## Start THE RECORDS

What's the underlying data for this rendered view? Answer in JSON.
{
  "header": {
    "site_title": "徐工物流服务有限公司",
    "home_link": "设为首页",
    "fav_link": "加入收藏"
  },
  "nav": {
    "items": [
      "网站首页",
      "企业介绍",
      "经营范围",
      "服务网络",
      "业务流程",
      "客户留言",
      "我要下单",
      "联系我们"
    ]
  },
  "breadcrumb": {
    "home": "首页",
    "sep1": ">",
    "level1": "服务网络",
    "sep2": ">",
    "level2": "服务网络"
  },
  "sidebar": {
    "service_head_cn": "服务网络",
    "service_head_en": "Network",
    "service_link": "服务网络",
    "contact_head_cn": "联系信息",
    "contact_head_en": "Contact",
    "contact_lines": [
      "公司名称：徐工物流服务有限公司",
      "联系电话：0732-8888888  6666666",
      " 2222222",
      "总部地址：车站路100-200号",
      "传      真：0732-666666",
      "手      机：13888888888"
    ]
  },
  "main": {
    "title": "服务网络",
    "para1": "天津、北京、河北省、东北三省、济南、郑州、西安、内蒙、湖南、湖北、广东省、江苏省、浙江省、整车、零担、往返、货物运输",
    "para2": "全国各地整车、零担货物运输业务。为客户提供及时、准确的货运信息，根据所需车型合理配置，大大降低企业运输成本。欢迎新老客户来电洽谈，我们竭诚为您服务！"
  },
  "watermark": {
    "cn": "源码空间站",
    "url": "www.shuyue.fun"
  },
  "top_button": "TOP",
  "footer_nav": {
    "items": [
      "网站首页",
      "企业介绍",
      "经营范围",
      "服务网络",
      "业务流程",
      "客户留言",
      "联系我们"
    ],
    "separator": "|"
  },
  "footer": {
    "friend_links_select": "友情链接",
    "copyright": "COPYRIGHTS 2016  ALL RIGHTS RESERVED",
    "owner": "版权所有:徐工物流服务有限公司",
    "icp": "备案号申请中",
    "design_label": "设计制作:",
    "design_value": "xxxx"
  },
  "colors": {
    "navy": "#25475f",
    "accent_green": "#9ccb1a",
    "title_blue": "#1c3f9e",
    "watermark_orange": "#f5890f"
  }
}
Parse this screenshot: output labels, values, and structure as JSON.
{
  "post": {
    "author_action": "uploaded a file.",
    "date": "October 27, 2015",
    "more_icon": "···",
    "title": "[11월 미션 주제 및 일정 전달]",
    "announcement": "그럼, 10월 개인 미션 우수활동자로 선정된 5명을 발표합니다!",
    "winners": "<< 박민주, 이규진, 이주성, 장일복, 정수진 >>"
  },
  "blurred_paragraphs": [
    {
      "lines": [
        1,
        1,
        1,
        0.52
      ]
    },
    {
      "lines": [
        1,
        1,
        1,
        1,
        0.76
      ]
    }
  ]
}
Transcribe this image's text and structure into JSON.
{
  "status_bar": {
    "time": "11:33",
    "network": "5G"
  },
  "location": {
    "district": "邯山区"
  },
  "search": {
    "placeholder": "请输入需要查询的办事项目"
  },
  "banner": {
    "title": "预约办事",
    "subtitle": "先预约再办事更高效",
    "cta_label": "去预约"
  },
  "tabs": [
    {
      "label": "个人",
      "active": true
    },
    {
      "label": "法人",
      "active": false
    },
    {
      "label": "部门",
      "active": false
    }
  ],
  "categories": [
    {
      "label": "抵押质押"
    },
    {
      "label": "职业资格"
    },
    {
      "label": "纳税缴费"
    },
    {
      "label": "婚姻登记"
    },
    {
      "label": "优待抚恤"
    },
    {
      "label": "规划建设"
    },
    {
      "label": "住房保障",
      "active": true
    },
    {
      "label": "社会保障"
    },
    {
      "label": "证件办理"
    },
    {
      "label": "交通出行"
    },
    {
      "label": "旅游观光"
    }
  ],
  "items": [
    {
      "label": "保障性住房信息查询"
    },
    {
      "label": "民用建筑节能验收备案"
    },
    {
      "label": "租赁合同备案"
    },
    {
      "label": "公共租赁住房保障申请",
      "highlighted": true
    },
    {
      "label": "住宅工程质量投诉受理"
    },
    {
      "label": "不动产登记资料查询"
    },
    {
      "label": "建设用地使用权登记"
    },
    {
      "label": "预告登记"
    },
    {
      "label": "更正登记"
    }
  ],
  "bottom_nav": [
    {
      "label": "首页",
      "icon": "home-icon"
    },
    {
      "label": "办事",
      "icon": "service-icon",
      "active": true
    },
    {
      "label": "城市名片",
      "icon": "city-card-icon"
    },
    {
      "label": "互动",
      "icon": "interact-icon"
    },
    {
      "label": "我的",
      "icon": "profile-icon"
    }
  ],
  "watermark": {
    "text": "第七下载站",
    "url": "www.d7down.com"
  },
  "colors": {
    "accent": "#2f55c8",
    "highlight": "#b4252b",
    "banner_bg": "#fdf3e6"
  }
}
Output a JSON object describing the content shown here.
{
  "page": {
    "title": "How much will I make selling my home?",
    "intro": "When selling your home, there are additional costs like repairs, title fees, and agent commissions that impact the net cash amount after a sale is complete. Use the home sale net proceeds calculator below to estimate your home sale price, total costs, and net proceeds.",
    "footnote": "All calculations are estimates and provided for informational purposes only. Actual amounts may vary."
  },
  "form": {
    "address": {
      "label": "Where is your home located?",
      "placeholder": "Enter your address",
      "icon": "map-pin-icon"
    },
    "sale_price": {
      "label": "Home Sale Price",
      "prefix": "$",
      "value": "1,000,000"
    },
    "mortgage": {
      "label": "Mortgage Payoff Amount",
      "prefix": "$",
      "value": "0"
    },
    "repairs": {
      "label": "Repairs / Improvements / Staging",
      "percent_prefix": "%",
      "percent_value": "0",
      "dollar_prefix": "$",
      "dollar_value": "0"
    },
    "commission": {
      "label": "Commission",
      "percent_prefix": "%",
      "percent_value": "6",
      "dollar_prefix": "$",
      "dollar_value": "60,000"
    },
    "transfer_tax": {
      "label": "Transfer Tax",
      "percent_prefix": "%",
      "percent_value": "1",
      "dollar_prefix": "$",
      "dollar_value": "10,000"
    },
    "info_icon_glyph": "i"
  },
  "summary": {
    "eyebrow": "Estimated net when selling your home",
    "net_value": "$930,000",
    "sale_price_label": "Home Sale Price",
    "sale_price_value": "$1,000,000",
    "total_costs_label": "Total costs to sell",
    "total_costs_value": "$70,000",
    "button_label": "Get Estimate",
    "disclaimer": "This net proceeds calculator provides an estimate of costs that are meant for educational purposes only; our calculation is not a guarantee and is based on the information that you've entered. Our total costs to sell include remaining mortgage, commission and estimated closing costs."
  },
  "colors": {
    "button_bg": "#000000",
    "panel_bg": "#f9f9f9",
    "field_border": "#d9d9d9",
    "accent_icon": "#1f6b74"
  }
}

## End THE RECORDS

#### PROBLEM STATEMENT:
The records above should be returned exactly.

#### THE REPLY:
What's the underlying data for this rendered view? Answer in JSON.
{
  "header": {
    "site_title": "徐工物流服务有限公司",
    "home_link": "设为首页",
    "fav_link": "加入收藏"
  },
  "nav": {
    "items": [
      "网站首页",
      "企业介绍",
      "经营范围",
      "服务网络",
      "业务流程",
      "客户留言",
      "我要下单",
      "联系我们"
    ]
  },
  "breadcrumb": {
    "home": "首页",
    "sep1": ">",
    "level1": "服务网络",
    "sep2": ">",
    "level2": "服务网络"
  },
  "sidebar": {
    "service_head_cn": "服务网络",
    "service_head_en": "Network",
    "service_link": "服务网络",
    "contact_head_cn": "联系信息",
    "contact_head_en": "Contact",
    "contact_lines": [
      "公司名称：徐工物流服务有限公司",
      "联系电话：0732-8888888  6666666",
      " 2222222",
      "总部地址：车站路100-200号",
      "传      真：0732-666666",
      "手      机：13888888888"
    ]
  },
  "main": {
    "title": "服务网络",
    "para1": "天津、北京、河北省、东北三省、济南、郑州、西安、内蒙、湖南、湖北、广东省、江苏省、浙江省、整车、零担、往返、货物运输",
    "para2": "全国各地整车、零担货物运输业务。为客户提供及时、准确的货运信息，根据所需车型合理配置，大大降低企业运输成本。欢迎新老客户来电洽谈，我们竭诚为您服务！"
  },
  "watermark": {
    "cn": "源码空间站",
    "url": "www.shuyue.fun"
  },
  "top_button": "TOP",
  "footer_nav": {
    "items": [
      "网站首页",
      "企业介绍",
      "经营范围",
      "服务网络",
      "业务流程",
      "客户留言",
      "联系我们"
    ],
    "separator": "|"
  },
  "footer": {
    "friend_links_select": "友情链接",
    "copyright": "COPYRIGHTS 2016  ALL RIGHTS RESERVED",
    "owner": "版权所有:徐工物流服务有限公司",
    "icp": "备案号申请中",
    "design_label": "设计制作:",
    "design_value": "xxxx"
  },
  "colors": {
    "navy": "#25475f",
    "accent_green": "#9ccb1a",
    "title_blue": "#1c3f9e",
    "watermark_orange": "#f5890f"
  }
}
Parse this screenshot: output labels, values, and structure as JSON.
{
  "post": {
    "author_action": "uploaded a file.",
    "date": "October 27, 2015",
    "more_icon": "···",
    "title": "[11월 미션 주제 및 일정 전달]",
    "announcement": "그럼, 10월 개인 미션 우수활동자로 선정된 5명을 발표합니다!",
    "winners": "<< 박민주, 이규진, 이주성, 장일복, 정수진 >>"
  },
  "blurred_paragraphs": [
    {
      "lines": [
        1,
        1,
        1,
        0.52
      ]
    },
    {
      "lines": [
        1,
        1,
        1,
        1,
        0.76
      ]
    }
  ]
}
Transcribe this image's text and structure into JSON.
{
  "status_bar": {
    "time": "11:33",
    "network": "5G"
  },
  "location": {
    "district": "邯山区"
  },
  "search": {
    "placeholder": "请输入需要查询的办事项目"
  },
  "banner": {
    "title": "预约办事",
    "subtitle": "先预约再办事更高效",
    "cta_label": "去预约"
  },
  "tabs": [
    {
      "label": "个人",
      "active": true
    },
    {
      "label": "法人",
      "active": false
    },
    {
      "label": "部门",
      "active": false
    }
  ],
  "categories": [
    {
      "label": "抵押质押"
    },
    {
      "label": "职业资格"
    },
    {
      "label": "纳税缴费"
    },
    {
      "label": "婚姻登记"
    },
    {
      "label": "优待抚恤"
    },
    {
      "label": "规划建设"
    },
    {
      "label": "住房保障",
      "active": true
    },
    {
      "label": "社会保障"
    },
    {
      "label": "证件办理"
    },
    {
      "label": "交通出行"
    },
    {
      "label": "旅游观光"
    }
  ],
  "items": [
    {
      "label": "保障性住房信息查询"
    },
    {
      "label": "民用建筑节能验收备案"
    },
    {
      "label": "租赁合同备案"
    },
    {
      "label": "公共租赁住房保障申请",
      "highlighted": true
    },
    {
      "label": "住宅工程质量投诉受理"
    },
    {
      "label": "不动产登记资料查询"
    },
    {
      "label": "建设用地使用权登记"
    },
    {
      "label": "预告登记"
    },
    {
      "label": "更正登记"
    }
  ],
  "bottom_nav": [
    {
      "label": "首页",
      "icon": "home-icon"
    },
    {
      "label": "办事",
      "icon": "service-icon",
      "active": true
    },
    {
      "label": "城市名片",
      "icon": "city-card-icon"
    },
    {
      "label": "互动",
      "icon": "interact-icon"
    },
    {
      "label": "我的",
      "icon": "profile-icon"
    }
  ],
  "watermark": {
    "text": "第七下载站",
    "url": "www.d7down.com"
  },
  "colors": {
    "accent": "#2f55c8",
    "highlight": "#b4252b",
    "banner_bg": "#fdf3e6"
  }
}
Output a JSON object describing the content shown here.
{
  "page": {
    "title": "How much will I make selling my home?",
    "intro": "When selling your home, there are additional costs like repairs, title fees, and agent commissions that impact the net cash amount after a sale is complete. Use the home sale net proceeds calculator below to estimate your home sale price, total costs, and net proceeds.",
    "footnote": "All calculations are estimates and provided for informational purposes only. Actual amounts may vary."
  },
  "form": {
    "address": {
      "label": "Where is your home located?",
      "placeholder": "Enter your address",
      "icon": "map-pin-icon"
    },
    "sale_price": {
      "label": "Home Sale Price",
      "prefix": "$",
      "value": "1,000,000"
    },
    "mortgage": {
      "label": "Mortgage Payoff Amount",
      "prefix": "$",
      "value": "0"
    },
    "repairs": {
      "label": "Repairs / Improvements / Staging",
      "percent_prefix": "%",
      "percent_value": "0",
      "dollar_prefix": "$",
      "dollar_value": "0"
    },
    "commission": {
      "label": "Commission",
      "percent_prefix": "%",
      "percent_value": "6",
      "dollar_prefix": "$",
      "dollar_value": "60,000"
    },
    "transfer_tax": {
      "label": "Transfer Tax",
      "percent_prefix": "%",
      "percent_value": "1",
      "dollar_prefix": "$",
      "dollar_value": "10,000"
    },
    "info_icon_glyph": "i"
  },
  "summary": {
    "eyebrow": "Estimated net when selling your home",
    "net_value": "$930,000",
    "sale_price_label": "Home Sale Price",
    "sale_price_value": "$1,000,000",
    "total_costs_label": "Total costs to sell",
    "total_costs_value": "$70,000",
    "button_label": "Get Estimate",
    "disclaimer": "This net proceeds calculator provides an estimate of costs that are meant for educational purposes only; our calculation is not a guarantee and is based on the information that you've entered. Our total costs to sell include remaining mortgage, commission and estimated closing costs."
  },
  "colors": {
    "button_bg": "#000000",
    "panel_bg": "#f9f9f9",
    "field_border": "#d9d9d9",
    "accent_icon": "#1f6b74"
  }
}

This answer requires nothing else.